--- BEGIN MATERIAL PROVIDED ---

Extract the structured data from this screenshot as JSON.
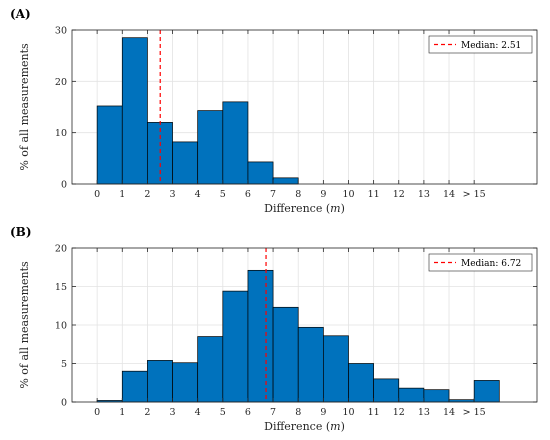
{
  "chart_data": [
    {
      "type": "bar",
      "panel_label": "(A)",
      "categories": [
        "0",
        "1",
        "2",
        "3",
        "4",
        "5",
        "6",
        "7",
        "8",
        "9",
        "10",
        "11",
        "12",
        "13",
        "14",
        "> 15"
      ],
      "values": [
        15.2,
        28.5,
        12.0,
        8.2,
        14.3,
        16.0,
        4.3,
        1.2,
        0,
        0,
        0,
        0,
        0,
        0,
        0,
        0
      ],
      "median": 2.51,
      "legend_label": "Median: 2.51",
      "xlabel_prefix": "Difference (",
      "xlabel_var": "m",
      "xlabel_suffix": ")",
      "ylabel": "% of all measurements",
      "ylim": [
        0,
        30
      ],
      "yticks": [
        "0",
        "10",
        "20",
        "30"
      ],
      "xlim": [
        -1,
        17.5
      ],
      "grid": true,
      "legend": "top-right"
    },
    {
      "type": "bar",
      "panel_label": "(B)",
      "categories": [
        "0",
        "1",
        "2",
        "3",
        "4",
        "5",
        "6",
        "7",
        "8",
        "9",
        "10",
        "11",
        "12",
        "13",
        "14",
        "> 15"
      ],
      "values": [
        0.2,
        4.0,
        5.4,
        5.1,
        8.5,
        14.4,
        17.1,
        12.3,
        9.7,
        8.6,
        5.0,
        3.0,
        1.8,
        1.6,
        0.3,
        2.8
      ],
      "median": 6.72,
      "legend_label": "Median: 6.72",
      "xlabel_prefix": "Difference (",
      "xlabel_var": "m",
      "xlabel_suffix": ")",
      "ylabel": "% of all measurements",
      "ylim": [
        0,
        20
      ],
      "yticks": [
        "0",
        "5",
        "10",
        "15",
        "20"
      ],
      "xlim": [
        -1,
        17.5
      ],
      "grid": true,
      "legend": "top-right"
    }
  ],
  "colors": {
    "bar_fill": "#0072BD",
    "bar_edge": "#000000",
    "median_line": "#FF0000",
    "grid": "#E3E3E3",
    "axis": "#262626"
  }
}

--- END MATERIAL PROVIDED ---

TASK DESCRIPTION:
Repeat the material above in full and unchanged, minus its images.

ANSWER IN FULL:
Extract the structured data from this screenshot as JSON.
{
  "chart_data": [
    {
      "type": "bar",
      "panel_label": "(A)",
      "categories": [
        "0",
        "1",
        "2",
        "3",
        "4",
        "5",
        "6",
        "7",
        "8",
        "9",
        "10",
        "11",
        "12",
        "13",
        "14",
        "> 15"
      ],
      "values": [
        15.2,
        28.5,
        12.0,
        8.2,
        14.3,
        16.0,
        4.3,
        1.2,
        0,
        0,
        0,
        0,
        0,
        0,
        0,
        0
      ],
      "median": 2.51,
      "legend_label": "Median: 2.51",
      "xlabel_prefix": "Difference (",
      "xlabel_var": "m",
      "xlabel_suffix": ")",
      "ylabel": "% of all measurements",
      "ylim": [
        0,
        30
      ],
      "yticks": [
        "0",
        "10",
        "20",
        "30"
      ],
      "xlim": [
        -1,
        17.5
      ],
      "grid": true,
      "legend": "top-right"
    },
    {
      "type": "bar",
      "panel_label": "(B)",
      "categories": [
        "0",
        "1",
        "2",
        "3",
        "4",
        "5",
        "6",
        "7",
        "8",
        "9",
        "10",
        "11",
        "12",
        "13",
        "14",
        "> 15"
      ],
      "values": [
        0.2,
        4.0,
        5.4,
        5.1,
        8.5,
        14.4,
        17.1,
        12.3,
        9.7,
        8.6,
        5.0,
        3.0,
        1.8,
        1.6,
        0.3,
        2.8
      ],
      "median": 6.72,
      "legend_label": "Median: 6.72",
      "xlabel_prefix": "Difference (",
      "xlabel_var": "m",
      "xlabel_suffix": ")",
      "ylabel": "% of all measurements",
      "ylim": [
        0,
        20
      ],
      "yticks": [
        "0",
        "5",
        "10",
        "15",
        "20"
      ],
      "xlim": [
        -1,
        17.5
      ],
      "grid": true,
      "legend": "top-right"
    }
  ],
  "colors": {
    "bar_fill": "#0072BD",
    "bar_edge": "#000000",
    "median_line": "#FF0000",
    "grid": "#E3E3E3",
    "axis": "#262626"
  }
}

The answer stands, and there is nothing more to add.